▸ TO BE DONE
Scan the data below for the string "reply". Copy every line where it appears.

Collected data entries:
----------

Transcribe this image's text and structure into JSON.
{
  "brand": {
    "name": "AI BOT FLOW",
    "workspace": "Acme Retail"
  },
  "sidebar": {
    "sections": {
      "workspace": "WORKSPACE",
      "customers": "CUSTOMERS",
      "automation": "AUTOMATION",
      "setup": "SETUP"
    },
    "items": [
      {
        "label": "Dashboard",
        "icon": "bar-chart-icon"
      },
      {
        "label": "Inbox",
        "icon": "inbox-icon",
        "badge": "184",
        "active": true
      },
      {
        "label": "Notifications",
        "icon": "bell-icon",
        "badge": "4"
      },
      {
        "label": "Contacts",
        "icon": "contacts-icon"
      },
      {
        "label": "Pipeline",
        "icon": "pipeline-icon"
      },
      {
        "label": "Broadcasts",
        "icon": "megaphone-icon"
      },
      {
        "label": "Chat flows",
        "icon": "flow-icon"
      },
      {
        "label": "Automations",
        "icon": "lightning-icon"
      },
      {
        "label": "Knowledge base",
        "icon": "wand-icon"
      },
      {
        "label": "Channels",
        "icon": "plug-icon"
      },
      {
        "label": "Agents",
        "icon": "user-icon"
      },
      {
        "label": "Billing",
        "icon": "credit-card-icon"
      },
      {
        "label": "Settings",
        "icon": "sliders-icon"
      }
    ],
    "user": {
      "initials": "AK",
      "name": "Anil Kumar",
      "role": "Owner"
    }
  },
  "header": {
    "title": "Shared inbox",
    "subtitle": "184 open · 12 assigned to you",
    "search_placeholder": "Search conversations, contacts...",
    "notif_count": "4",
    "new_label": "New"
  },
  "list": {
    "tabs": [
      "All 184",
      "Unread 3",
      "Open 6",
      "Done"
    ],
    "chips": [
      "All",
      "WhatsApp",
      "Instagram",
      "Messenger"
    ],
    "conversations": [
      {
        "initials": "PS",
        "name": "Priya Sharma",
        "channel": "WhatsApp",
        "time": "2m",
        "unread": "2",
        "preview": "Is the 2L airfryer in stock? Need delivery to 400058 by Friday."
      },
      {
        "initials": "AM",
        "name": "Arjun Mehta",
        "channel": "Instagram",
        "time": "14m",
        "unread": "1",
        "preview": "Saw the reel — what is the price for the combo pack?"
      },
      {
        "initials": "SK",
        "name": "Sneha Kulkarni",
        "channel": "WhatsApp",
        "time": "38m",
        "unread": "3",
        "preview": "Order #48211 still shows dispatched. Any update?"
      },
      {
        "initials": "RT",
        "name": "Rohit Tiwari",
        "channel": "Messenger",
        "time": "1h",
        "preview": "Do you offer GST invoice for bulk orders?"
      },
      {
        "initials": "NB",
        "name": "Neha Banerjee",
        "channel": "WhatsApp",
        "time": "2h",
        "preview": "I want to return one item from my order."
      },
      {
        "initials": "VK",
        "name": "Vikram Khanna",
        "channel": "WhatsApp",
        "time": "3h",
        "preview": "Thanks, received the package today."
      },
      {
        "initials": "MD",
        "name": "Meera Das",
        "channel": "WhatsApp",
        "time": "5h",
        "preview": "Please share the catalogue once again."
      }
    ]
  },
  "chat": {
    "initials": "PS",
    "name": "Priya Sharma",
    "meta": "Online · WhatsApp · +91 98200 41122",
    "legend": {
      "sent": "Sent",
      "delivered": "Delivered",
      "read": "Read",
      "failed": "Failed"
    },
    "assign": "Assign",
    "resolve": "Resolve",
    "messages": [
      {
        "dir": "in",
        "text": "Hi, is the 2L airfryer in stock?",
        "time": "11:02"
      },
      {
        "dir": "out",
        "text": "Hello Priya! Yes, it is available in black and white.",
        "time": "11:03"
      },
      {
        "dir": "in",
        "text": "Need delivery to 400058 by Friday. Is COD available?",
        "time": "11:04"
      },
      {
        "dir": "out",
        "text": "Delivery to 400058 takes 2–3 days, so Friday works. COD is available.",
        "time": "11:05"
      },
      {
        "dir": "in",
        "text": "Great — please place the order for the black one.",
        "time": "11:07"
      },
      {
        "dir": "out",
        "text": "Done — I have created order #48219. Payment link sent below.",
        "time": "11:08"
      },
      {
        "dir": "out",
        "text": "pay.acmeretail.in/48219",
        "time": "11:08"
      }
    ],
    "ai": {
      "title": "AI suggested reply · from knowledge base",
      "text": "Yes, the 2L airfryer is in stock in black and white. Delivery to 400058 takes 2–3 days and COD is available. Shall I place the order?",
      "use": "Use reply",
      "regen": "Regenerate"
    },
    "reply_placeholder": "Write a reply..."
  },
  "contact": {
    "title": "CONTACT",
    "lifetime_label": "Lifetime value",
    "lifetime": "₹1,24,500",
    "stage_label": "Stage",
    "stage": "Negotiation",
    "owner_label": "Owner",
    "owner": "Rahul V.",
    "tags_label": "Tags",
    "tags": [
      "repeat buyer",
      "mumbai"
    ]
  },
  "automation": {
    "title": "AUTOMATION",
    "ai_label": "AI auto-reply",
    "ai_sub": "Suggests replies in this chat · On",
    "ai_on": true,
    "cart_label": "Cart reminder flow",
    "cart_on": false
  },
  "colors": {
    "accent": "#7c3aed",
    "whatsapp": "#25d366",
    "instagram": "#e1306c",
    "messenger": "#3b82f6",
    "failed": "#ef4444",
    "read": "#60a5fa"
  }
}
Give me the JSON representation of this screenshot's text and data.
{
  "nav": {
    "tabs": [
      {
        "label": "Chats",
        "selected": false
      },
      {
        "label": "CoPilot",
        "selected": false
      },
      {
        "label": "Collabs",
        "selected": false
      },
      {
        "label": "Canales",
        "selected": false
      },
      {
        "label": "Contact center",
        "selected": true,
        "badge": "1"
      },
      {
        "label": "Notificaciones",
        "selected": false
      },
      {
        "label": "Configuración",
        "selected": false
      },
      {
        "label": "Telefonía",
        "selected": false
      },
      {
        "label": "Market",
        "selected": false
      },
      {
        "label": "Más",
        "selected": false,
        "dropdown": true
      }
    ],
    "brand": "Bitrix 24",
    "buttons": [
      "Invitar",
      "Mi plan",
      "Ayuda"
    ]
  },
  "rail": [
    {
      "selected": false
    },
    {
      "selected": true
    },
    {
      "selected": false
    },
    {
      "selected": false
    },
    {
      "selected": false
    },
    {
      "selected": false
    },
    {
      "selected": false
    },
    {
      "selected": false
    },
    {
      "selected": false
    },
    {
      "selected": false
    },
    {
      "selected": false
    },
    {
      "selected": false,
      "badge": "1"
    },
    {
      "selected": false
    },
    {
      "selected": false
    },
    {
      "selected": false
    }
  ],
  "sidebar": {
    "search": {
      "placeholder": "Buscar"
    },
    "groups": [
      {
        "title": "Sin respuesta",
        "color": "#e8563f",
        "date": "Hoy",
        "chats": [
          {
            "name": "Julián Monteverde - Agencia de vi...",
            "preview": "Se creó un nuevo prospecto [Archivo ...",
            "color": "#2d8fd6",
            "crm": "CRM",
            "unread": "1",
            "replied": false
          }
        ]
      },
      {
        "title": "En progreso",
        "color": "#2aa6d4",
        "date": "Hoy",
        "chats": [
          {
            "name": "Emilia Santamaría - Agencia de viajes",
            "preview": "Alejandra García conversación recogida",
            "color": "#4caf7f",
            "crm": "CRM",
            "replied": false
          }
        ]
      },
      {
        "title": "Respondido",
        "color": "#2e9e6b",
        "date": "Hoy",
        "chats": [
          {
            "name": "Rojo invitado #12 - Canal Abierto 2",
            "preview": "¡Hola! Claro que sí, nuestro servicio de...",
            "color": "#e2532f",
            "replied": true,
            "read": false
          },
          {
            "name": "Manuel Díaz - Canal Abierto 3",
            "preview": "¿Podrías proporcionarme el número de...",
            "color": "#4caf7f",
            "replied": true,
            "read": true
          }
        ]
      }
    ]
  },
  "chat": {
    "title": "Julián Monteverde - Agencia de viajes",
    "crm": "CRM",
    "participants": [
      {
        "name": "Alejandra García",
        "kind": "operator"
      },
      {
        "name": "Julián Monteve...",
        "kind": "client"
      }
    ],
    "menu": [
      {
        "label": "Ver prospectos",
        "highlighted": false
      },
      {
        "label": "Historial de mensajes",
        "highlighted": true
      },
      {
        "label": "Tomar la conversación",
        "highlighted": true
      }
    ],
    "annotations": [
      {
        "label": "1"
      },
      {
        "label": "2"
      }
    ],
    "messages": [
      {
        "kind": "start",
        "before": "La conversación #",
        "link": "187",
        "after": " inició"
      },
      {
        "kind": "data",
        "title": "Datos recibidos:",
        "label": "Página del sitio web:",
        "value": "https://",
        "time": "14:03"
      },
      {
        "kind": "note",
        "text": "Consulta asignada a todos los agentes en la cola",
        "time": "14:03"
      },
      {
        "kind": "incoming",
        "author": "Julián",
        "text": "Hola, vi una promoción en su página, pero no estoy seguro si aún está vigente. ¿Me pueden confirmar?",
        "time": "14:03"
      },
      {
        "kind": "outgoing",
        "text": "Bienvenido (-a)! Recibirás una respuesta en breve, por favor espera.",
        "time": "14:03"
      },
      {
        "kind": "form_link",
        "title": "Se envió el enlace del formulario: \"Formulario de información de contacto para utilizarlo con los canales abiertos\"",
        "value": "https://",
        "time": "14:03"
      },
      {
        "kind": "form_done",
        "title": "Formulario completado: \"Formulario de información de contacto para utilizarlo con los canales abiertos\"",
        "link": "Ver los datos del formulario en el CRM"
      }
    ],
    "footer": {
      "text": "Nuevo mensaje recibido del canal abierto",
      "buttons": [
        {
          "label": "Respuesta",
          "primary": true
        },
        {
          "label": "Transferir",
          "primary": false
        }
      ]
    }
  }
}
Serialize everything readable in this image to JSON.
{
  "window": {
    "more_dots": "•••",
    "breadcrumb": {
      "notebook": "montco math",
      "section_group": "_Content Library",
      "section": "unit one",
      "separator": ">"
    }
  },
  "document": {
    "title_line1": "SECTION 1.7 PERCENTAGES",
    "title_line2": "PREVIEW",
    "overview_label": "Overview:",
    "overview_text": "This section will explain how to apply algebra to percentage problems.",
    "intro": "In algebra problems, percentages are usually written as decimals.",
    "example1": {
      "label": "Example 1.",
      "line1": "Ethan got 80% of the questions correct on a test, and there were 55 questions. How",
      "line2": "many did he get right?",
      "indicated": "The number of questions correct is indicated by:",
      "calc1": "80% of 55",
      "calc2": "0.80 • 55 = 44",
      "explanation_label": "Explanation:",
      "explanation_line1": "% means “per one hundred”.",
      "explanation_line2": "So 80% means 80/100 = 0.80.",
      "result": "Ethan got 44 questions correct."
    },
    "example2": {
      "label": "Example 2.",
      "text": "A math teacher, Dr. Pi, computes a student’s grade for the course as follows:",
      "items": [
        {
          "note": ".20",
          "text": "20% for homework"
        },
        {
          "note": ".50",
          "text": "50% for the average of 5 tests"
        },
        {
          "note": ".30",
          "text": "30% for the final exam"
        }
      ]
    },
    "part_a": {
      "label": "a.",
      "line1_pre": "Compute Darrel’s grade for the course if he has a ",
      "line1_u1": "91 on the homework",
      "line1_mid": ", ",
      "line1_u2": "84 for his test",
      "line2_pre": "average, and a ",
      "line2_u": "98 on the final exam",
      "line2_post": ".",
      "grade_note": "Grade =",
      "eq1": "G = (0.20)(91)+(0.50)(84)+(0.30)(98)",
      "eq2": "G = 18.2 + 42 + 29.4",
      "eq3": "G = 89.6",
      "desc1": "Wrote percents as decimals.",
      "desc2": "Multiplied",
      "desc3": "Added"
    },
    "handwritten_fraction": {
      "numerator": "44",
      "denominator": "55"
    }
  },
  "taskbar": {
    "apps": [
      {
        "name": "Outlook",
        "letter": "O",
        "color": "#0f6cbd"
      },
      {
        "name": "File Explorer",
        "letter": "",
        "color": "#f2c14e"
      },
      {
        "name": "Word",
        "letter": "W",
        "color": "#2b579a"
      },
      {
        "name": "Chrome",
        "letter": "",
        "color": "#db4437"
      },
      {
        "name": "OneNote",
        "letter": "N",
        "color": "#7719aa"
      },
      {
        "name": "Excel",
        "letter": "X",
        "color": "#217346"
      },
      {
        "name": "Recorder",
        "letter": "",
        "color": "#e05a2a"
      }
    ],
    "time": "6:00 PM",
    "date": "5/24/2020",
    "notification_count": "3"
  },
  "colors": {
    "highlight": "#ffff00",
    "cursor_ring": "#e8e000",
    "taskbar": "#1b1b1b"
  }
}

----------

▸ RESULT OF THE EXERCISE
      "title": "AI suggested reply · from knowledge base",
      "use": "Use reply",
    "reply_placeholder": "Write a reply..."
    "ai_label": "AI auto-reply",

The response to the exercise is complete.